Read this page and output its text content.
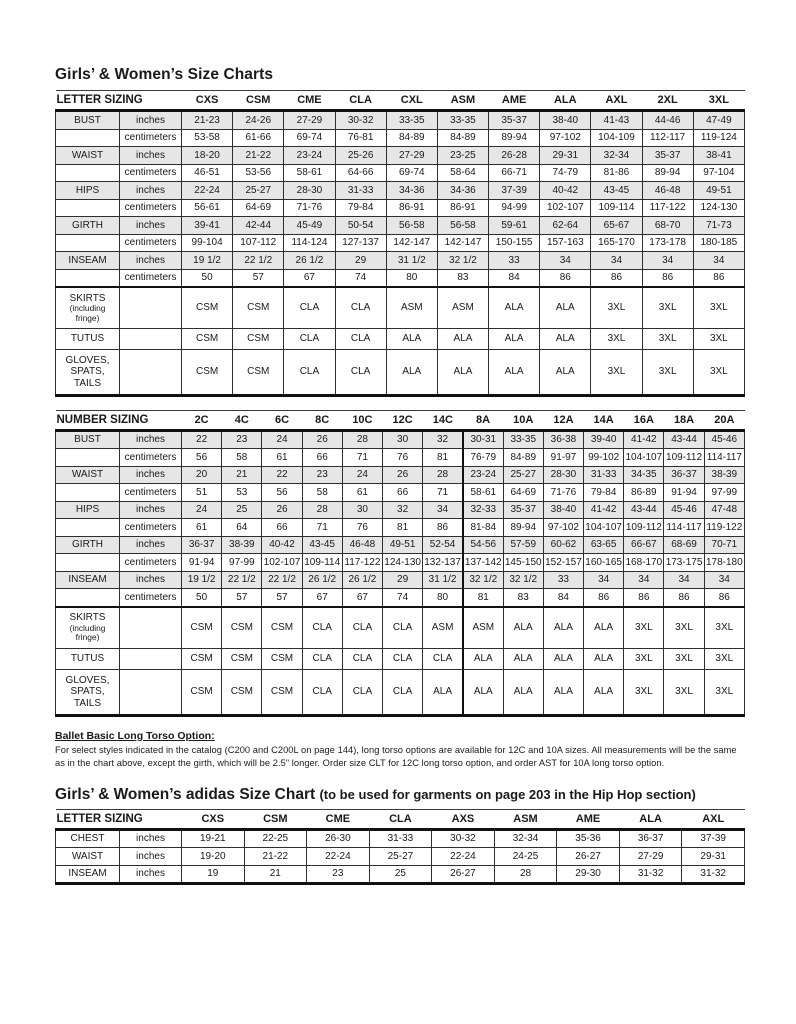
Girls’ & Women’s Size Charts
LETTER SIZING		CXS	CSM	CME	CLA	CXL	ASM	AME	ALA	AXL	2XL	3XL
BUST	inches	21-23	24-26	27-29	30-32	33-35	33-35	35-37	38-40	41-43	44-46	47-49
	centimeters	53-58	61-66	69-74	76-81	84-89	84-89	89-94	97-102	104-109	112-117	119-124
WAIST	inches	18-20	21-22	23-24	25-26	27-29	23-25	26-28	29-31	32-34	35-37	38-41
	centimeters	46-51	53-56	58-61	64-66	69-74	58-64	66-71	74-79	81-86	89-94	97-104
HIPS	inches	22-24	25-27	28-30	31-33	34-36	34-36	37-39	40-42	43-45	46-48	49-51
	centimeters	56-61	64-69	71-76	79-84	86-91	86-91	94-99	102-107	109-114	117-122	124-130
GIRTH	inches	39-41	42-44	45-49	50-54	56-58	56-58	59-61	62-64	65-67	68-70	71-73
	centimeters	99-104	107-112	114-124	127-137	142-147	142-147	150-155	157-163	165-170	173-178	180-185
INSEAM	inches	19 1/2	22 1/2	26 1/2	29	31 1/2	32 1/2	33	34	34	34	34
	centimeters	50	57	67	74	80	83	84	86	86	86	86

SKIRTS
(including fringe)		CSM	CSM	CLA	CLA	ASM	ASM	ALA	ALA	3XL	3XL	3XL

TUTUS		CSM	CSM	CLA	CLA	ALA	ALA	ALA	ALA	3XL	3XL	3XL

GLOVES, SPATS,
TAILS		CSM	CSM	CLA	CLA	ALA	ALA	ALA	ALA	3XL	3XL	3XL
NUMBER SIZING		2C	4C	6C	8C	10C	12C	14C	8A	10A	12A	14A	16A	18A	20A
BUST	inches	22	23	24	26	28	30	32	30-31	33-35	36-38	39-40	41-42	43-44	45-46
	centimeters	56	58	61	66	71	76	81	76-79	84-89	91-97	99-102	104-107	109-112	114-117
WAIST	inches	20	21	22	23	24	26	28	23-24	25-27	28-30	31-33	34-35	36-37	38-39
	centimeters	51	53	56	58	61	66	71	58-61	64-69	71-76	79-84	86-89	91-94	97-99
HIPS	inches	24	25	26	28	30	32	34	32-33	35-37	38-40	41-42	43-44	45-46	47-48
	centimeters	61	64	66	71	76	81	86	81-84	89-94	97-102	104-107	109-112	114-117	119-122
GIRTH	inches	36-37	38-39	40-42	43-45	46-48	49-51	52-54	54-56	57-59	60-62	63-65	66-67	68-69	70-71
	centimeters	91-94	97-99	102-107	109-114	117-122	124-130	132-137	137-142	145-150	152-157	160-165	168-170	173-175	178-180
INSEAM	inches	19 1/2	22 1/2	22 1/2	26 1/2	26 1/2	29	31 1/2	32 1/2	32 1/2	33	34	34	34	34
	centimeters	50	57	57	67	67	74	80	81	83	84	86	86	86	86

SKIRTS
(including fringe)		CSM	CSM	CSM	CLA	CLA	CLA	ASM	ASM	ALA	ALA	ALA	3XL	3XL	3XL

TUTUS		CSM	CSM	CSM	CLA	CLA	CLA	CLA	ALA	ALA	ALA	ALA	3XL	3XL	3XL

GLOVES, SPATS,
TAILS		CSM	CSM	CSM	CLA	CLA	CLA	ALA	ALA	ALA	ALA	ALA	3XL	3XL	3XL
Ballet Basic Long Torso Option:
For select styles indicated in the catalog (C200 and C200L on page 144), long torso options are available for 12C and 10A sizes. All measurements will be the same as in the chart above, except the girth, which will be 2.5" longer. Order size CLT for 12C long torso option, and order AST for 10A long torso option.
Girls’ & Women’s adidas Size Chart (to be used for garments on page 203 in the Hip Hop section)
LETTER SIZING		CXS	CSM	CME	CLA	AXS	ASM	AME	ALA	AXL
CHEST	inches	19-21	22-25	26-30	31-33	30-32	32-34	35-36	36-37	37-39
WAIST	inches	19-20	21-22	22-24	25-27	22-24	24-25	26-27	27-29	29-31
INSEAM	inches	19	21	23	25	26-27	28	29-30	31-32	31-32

□ □ □ □

WORK TO COMPLETE: Determine how many lines in the data above contain the string "Girls". Give nothing except the number.

SOLUTION FOR THIS PROBLEM: 2